## AIM OF THE TASK
Look through the data and write out every line with the word "décembre" in it.

■ ■ ■

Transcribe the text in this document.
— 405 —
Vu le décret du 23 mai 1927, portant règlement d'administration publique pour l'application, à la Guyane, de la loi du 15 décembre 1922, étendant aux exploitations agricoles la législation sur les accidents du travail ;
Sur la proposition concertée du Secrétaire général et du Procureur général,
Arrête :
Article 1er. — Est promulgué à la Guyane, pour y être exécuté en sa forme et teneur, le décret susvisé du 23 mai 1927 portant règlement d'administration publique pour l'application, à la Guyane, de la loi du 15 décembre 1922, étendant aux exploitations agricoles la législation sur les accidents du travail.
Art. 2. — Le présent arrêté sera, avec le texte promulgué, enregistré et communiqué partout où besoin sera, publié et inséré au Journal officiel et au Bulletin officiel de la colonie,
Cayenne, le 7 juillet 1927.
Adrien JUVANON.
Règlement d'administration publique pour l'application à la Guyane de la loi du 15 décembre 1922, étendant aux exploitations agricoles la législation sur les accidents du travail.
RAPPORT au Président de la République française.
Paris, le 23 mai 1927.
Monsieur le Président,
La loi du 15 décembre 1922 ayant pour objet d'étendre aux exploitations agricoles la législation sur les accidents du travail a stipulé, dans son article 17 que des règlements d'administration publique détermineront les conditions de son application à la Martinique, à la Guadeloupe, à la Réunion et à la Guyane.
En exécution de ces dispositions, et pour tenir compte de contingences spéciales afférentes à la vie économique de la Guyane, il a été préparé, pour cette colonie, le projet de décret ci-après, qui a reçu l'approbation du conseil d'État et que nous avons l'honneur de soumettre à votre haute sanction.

■ ■ ■

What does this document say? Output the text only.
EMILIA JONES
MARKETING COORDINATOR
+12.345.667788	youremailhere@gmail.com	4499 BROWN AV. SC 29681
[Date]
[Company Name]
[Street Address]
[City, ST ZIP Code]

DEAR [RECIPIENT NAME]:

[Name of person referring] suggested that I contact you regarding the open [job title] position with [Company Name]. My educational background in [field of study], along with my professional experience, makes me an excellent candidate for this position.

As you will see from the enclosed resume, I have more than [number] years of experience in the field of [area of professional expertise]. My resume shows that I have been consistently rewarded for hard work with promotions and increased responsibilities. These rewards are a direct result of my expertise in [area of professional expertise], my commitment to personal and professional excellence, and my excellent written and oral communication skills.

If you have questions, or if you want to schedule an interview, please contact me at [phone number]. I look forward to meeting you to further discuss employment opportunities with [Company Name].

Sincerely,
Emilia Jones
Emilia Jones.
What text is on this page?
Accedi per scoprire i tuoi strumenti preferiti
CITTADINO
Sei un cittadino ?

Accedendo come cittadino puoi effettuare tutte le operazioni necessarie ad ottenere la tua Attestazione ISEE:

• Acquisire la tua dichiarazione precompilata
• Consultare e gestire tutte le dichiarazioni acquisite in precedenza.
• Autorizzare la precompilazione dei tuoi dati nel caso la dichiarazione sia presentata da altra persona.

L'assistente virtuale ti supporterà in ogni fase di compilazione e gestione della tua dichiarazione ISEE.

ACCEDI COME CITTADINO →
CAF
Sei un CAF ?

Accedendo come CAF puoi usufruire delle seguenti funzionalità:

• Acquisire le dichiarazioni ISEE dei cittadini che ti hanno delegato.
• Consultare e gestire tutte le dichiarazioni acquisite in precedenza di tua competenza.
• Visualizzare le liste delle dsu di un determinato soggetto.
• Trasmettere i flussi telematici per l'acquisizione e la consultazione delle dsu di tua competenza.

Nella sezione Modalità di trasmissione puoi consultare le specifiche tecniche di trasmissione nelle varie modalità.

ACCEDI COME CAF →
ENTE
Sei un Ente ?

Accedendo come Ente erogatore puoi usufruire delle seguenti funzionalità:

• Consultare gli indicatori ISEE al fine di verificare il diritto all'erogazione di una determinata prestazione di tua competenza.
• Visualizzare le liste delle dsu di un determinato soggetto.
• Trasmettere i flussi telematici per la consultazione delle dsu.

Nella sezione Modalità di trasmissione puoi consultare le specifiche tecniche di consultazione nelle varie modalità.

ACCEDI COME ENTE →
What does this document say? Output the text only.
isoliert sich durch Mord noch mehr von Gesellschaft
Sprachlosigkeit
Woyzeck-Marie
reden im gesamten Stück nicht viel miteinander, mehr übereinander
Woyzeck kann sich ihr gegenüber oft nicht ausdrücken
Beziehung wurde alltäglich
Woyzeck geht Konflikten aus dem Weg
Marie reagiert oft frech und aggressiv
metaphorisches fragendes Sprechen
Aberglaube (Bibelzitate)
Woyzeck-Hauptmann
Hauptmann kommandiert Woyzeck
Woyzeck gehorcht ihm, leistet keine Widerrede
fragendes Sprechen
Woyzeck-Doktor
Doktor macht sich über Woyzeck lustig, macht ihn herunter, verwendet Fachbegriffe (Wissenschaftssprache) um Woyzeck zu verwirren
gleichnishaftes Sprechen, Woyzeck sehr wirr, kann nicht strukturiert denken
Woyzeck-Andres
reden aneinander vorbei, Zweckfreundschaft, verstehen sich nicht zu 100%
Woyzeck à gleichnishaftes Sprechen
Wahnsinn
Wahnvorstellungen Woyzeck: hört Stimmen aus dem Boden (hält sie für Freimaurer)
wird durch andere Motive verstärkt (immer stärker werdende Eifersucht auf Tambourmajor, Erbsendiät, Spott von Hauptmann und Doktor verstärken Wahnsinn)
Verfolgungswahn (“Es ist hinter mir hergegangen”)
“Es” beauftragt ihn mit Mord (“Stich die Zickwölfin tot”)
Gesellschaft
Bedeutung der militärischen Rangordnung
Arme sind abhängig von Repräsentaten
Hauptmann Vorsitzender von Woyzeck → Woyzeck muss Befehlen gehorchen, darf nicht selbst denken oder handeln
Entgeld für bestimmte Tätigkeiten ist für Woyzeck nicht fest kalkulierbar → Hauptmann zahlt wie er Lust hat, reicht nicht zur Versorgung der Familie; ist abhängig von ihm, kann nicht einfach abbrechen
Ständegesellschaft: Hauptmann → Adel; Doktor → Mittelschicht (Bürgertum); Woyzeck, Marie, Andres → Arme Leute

■ ■ ■

## EXERCISE OUTPUT
Vu le décret du 23 mai 1927, portant règlement d'administration publique pour l'application, à la Guyane, de la loi du 15 décembre 1922, étendant aux exploitations agricoles la législation sur les accidents du travail ;
Article 1er. — Est promulgué à la Guyane, pour y être exécuté en sa forme et teneur, le décret susvisé du 23 mai 1927 portant règlement d'administration publique pour l'application, à la Guyane, de la loi du 15 décembre 1922, étendant aux exploitations agricoles la législation sur les accidents du travail.
Règlement d'administration publique pour l'application à la Guyane de la loi du 15 décembre 1922, étendant aux exploitations agricoles la législation sur les accidents du travail.
La loi du 15 décembre 1922 ayant pour objet d'étendre aux exploitations agricoles la législation sur les accidents du travail a stipulé, dans son article 17 que des règlements d'administration publique détermineront les conditions de son application à la Martinique, à la Guadeloupe, à la Réunion et à la Guyane.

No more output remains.